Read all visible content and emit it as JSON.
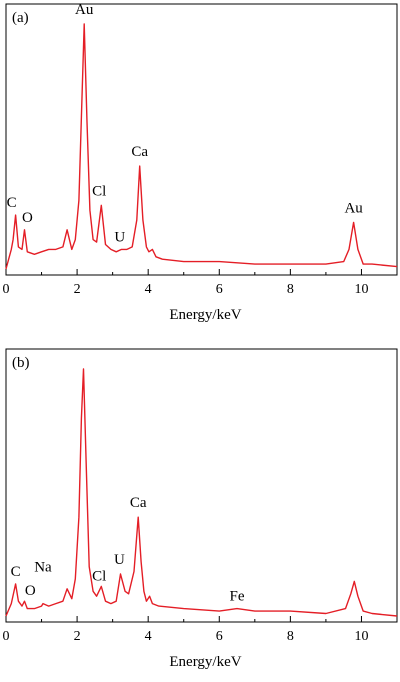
{
  "colors": {
    "spectrum": "#e41e26",
    "axes": "#000000"
  },
  "chart_data": [
    {
      "type": "line",
      "panel_label": "(a)",
      "xlabel": "Energy/keV",
      "ylabel": "",
      "xlim": [
        0,
        11
      ],
      "ylim": [
        0,
        100
      ],
      "xticks": [
        0,
        2,
        4,
        6,
        8,
        10
      ],
      "grid": false,
      "series": [
        {
          "x": [
            0,
            0.15,
            0.2,
            0.27,
            0.35,
            0.45,
            0.52,
            0.6,
            0.8,
            1.0,
            1.2,
            1.4,
            1.6,
            1.72,
            1.85,
            1.95,
            2.05,
            2.12,
            2.2,
            2.28,
            2.36,
            2.45,
            2.55,
            2.68,
            2.8,
            2.95,
            3.1,
            3.25,
            3.4,
            3.55,
            3.68,
            3.76,
            3.85,
            3.95,
            4.02,
            4.12,
            4.22,
            4.4,
            5.0,
            6.0,
            7.0,
            8.0,
            9.0,
            9.5,
            9.65,
            9.78,
            9.9,
            10.05,
            10.3,
            11.0
          ],
          "y": [
            0,
            8,
            12,
            22,
            9,
            8,
            16,
            7,
            6,
            7,
            8,
            8,
            9,
            16,
            8,
            12,
            28,
            62,
            100,
            60,
            24,
            12,
            11,
            26,
            10,
            8,
            7,
            8,
            8,
            9,
            20,
            42,
            20,
            9,
            7,
            8,
            5,
            4,
            3,
            3,
            2,
            2,
            2,
            3,
            8,
            19,
            8,
            2,
            2,
            1
          ]
        }
      ],
      "annotations": [
        {
          "text": "Au",
          "x": 2.2,
          "y": 100
        },
        {
          "text": "C",
          "x": 0.27,
          "y": 22
        },
        {
          "text": "O",
          "x": 0.52,
          "y": 16
        },
        {
          "text": "Cl",
          "x": 2.68,
          "y": 26
        },
        {
          "text": "U",
          "x": 3.2,
          "y": 8
        },
        {
          "text": "Ca",
          "x": 3.76,
          "y": 42
        },
        {
          "text": "Au",
          "x": 9.78,
          "y": 19
        }
      ]
    },
    {
      "type": "line",
      "panel_label": "(b)",
      "xlabel": "Energy/keV",
      "ylabel": "",
      "xlim": [
        0,
        11
      ],
      "ylim": [
        0,
        100
      ],
      "xticks": [
        0,
        2,
        4,
        6,
        8,
        10
      ],
      "grid": false,
      "series": [
        {
          "x": [
            0,
            0.15,
            0.27,
            0.35,
            0.45,
            0.52,
            0.6,
            0.8,
            1.0,
            1.04,
            1.2,
            1.4,
            1.6,
            1.72,
            1.85,
            1.95,
            2.05,
            2.12,
            2.18,
            2.26,
            2.34,
            2.45,
            2.55,
            2.68,
            2.8,
            2.95,
            3.1,
            3.22,
            3.35,
            3.45,
            3.6,
            3.72,
            3.8,
            3.88,
            3.95,
            4.04,
            4.12,
            4.3,
            5.0,
            6.0,
            6.5,
            7.0,
            8.0,
            9.0,
            9.55,
            9.7,
            9.8,
            9.9,
            10.05,
            10.3,
            11.0
          ],
          "y": [
            0,
            5,
            13,
            6,
            4,
            6,
            3,
            3,
            4,
            5,
            4,
            5,
            6,
            11,
            7,
            15,
            40,
            80,
            100,
            60,
            20,
            10,
            8,
            12,
            6,
            5,
            6,
            17,
            10,
            9,
            18,
            40,
            22,
            10,
            6,
            8,
            5,
            4,
            3,
            2,
            3,
            2,
            2,
            1,
            3,
            9,
            14,
            8,
            2,
            1,
            0
          ]
        }
      ],
      "annotations": [
        {
          "text": "C",
          "x": 0.27,
          "y": 13
        },
        {
          "text": "O",
          "x": 0.6,
          "y": 6
        },
        {
          "text": "Na",
          "x": 1.04,
          "y": 5
        },
        {
          "text": "Cl",
          "x": 2.68,
          "y": 12
        },
        {
          "text": "U",
          "x": 3.22,
          "y": 17
        },
        {
          "text": "Ca",
          "x": 3.72,
          "y": 40
        },
        {
          "text": "Fe",
          "x": 6.5,
          "y": 3
        }
      ]
    }
  ]
}
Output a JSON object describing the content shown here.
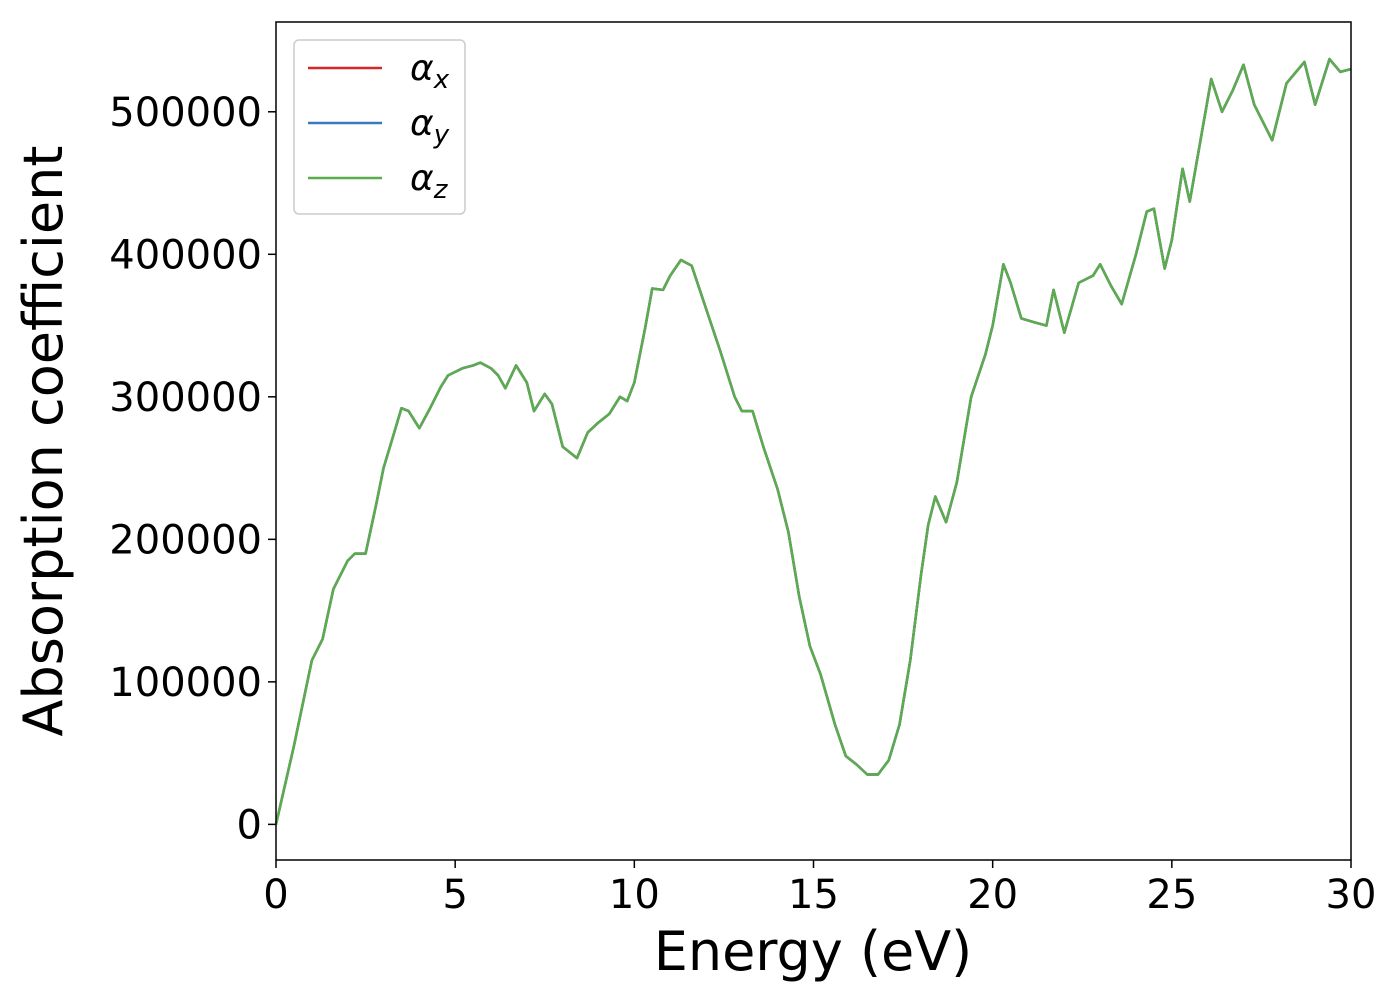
{
  "chart_data": {
    "type": "line",
    "xlabel": "Energy (eV)",
    "ylabel": "Absorption coefficient",
    "x": [
      0,
      0.5,
      1.0,
      1.3,
      1.6,
      2.0,
      2.2,
      2.5,
      2.8,
      3.0,
      3.3,
      3.5,
      3.7,
      4.0,
      4.3,
      4.6,
      4.8,
      5.2,
      5.5,
      5.7,
      6.0,
      6.2,
      6.4,
      6.7,
      7.0,
      7.2,
      7.5,
      7.7,
      8.0,
      8.4,
      8.7,
      9.0,
      9.3,
      9.6,
      9.8,
      10.0,
      10.3,
      10.5,
      10.8,
      11.0,
      11.3,
      11.6,
      12.0,
      12.4,
      12.8,
      13.0,
      13.3,
      13.6,
      14.0,
      14.3,
      14.6,
      14.9,
      15.2,
      15.6,
      15.9,
      16.2,
      16.5,
      16.8,
      17.1,
      17.4,
      17.7,
      18.0,
      18.2,
      18.4,
      18.7,
      19.0,
      19.4,
      19.8,
      20.0,
      20.3,
      20.5,
      20.8,
      21.2,
      21.5,
      21.7,
      22.0,
      22.4,
      22.8,
      23.0,
      23.3,
      23.6,
      24.0,
      24.3,
      24.5,
      24.8,
      25.0,
      25.3,
      25.5,
      25.8,
      26.1,
      26.4,
      26.7,
      27.0,
      27.3,
      27.8,
      28.2,
      28.7,
      29.0,
      29.4,
      29.7,
      30.0
    ],
    "series": [
      {
        "name": "αx",
        "color": "#d62728",
        "values": [
          0,
          55000,
          115000,
          130000,
          165000,
          185000,
          190000,
          190000,
          225000,
          250000,
          275000,
          292000,
          290000,
          278000,
          292000,
          307000,
          315000,
          320000,
          322000,
          324000,
          320000,
          315000,
          306000,
          322000,
          310000,
          290000,
          302000,
          295000,
          265000,
          257000,
          275000,
          282000,
          288000,
          300000,
          297000,
          310000,
          348000,
          376000,
          375000,
          385000,
          396000,
          392000,
          362000,
          332000,
          300000,
          290000,
          290000,
          265000,
          235000,
          205000,
          160000,
          125000,
          105000,
          70000,
          48000,
          42000,
          35000,
          35000,
          45000,
          70000,
          115000,
          175000,
          210000,
          230000,
          212000,
          240000,
          300000,
          330000,
          350000,
          393000,
          380000,
          355000,
          352000,
          350000,
          375000,
          345000,
          380000,
          385000,
          393000,
          378000,
          365000,
          400000,
          430000,
          432000,
          390000,
          410000,
          460000,
          437000,
          480000,
          523000,
          500000,
          515000,
          533000,
          505000,
          480000,
          520000,
          535000,
          505000,
          537000,
          528000,
          530000
        ]
      },
      {
        "name": "αy",
        "color": "#3a7bbf",
        "values": [
          0,
          55000,
          115000,
          130000,
          165000,
          185000,
          190000,
          190000,
          225000,
          250000,
          275000,
          292000,
          290000,
          278000,
          292000,
          307000,
          315000,
          320000,
          322000,
          324000,
          320000,
          315000,
          306000,
          322000,
          310000,
          290000,
          302000,
          295000,
          265000,
          257000,
          275000,
          282000,
          288000,
          300000,
          297000,
          310000,
          348000,
          376000,
          375000,
          385000,
          396000,
          392000,
          362000,
          332000,
          300000,
          290000,
          290000,
          265000,
          235000,
          205000,
          160000,
          125000,
          105000,
          70000,
          48000,
          42000,
          35000,
          35000,
          45000,
          70000,
          115000,
          175000,
          210000,
          230000,
          212000,
          240000,
          300000,
          330000,
          350000,
          393000,
          380000,
          355000,
          352000,
          350000,
          375000,
          345000,
          380000,
          385000,
          393000,
          378000,
          365000,
          400000,
          430000,
          432000,
          390000,
          410000,
          460000,
          437000,
          480000,
          523000,
          500000,
          515000,
          533000,
          505000,
          480000,
          520000,
          535000,
          505000,
          537000,
          528000,
          530000
        ]
      },
      {
        "name": "αz",
        "color": "#5aac4f",
        "values": [
          0,
          55000,
          115000,
          130000,
          165000,
          185000,
          190000,
          190000,
          225000,
          250000,
          275000,
          292000,
          290000,
          278000,
          292000,
          307000,
          315000,
          320000,
          322000,
          324000,
          320000,
          315000,
          306000,
          322000,
          310000,
          290000,
          302000,
          295000,
          265000,
          257000,
          275000,
          282000,
          288000,
          300000,
          297000,
          310000,
          348000,
          376000,
          375000,
          385000,
          396000,
          392000,
          362000,
          332000,
          300000,
          290000,
          290000,
          265000,
          235000,
          205000,
          160000,
          125000,
          105000,
          70000,
          48000,
          42000,
          35000,
          35000,
          45000,
          70000,
          115000,
          175000,
          210000,
          230000,
          212000,
          240000,
          300000,
          330000,
          350000,
          393000,
          380000,
          355000,
          352000,
          350000,
          375000,
          345000,
          380000,
          385000,
          393000,
          378000,
          365000,
          400000,
          430000,
          432000,
          390000,
          410000,
          460000,
          437000,
          480000,
          523000,
          500000,
          515000,
          533000,
          505000,
          480000,
          520000,
          535000,
          505000,
          537000,
          528000,
          530000
        ]
      }
    ],
    "xlim": [
      0,
      30
    ],
    "xticks": [
      0,
      5,
      10,
      15,
      20,
      25,
      30
    ],
    "ylim": [
      -25000,
      563000
    ],
    "yticks": [
      0,
      100000,
      200000,
      300000,
      400000,
      500000
    ],
    "legend": "upper left"
  }
}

———

- Exercise requirements
Collect each line containing the string "content".

- Answer to this exercise
Read all visible content and emit it as JSON.
Output a JSON object describing the content shown here.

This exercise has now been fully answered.